[Records contained in a dataset]
[Begin]

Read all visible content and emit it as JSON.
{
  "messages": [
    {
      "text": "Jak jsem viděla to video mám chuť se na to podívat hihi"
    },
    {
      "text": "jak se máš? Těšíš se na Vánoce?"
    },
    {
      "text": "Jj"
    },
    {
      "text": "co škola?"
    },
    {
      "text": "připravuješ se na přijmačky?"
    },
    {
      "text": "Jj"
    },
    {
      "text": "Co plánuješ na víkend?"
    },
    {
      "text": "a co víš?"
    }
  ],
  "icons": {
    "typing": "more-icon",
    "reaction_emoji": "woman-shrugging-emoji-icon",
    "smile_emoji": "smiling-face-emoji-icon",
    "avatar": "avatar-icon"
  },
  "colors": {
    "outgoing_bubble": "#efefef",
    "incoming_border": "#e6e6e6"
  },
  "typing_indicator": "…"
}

[End]

▶ **Stated goal**
Your task is to give the records above again, exactly.

▶ **Solution for this problem**
Read all visible content and emit it as JSON.
{
  "messages": [
    {
      "text": "Jak jsem viděla to video mám chuť se na to podívat hihi"
    },
    {
      "text": "jak se máš? Těšíš se na Vánoce?"
    },
    {
      "text": "Jj"
    },
    {
      "text": "co škola?"
    },
    {
      "text": "připravuješ se na přijmačky?"
    },
    {
      "text": "Jj"
    },
    {
      "text": "Co plánuješ na víkend?"
    },
    {
      "text": "a co víš?"
    }
  ],
  "icons": {
    "typing": "more-icon",
    "reaction_emoji": "woman-shrugging-emoji-icon",
    "smile_emoji": "smiling-face-emoji-icon",
    "avatar": "avatar-icon"
  },
  "colors": {
    "outgoing_bubble": "#efefef",
    "incoming_border": "#e6e6e6"
  },
  "typing_indicator": "…"
}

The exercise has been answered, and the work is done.